### Supplied records

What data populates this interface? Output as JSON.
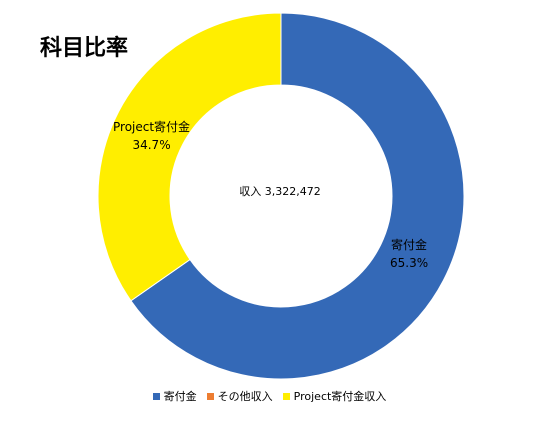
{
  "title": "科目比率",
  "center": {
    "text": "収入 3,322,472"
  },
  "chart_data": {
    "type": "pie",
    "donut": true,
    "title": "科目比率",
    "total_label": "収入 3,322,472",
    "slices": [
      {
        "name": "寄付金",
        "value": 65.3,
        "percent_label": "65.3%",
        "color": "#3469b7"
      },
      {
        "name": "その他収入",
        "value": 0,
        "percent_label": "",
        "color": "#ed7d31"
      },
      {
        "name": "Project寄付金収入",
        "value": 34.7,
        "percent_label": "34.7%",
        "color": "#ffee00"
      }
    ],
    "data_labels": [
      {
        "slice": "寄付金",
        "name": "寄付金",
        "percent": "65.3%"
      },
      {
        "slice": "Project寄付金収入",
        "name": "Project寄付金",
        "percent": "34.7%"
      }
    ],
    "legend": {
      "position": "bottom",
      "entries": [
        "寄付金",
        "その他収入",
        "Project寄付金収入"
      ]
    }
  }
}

### Given instruction
Omit the pictures, and quote the material above exactly as given.

### Written solution
What data populates this interface? Output as JSON.
{
  "title": "科目比率",
  "center": {
    "text": "収入 3,322,472"
  },
  "chart_data": {
    "type": "pie",
    "donut": true,
    "title": "科目比率",
    "total_label": "収入 3,322,472",
    "slices": [
      {
        "name": "寄付金",
        "value": 65.3,
        "percent_label": "65.3%",
        "color": "#3469b7"
      },
      {
        "name": "その他収入",
        "value": 0,
        "percent_label": "",
        "color": "#ed7d31"
      },
      {
        "name": "Project寄付金収入",
        "value": 34.7,
        "percent_label": "34.7%",
        "color": "#ffee00"
      }
    ],
    "data_labels": [
      {
        "slice": "寄付金",
        "name": "寄付金",
        "percent": "65.3%"
      },
      {
        "slice": "Project寄付金収入",
        "name": "Project寄付金",
        "percent": "34.7%"
      }
    ],
    "legend": {
      "position": "bottom",
      "entries": [
        "寄付金",
        "その他収入",
        "Project寄付金収入"
      ]
    }
  }
}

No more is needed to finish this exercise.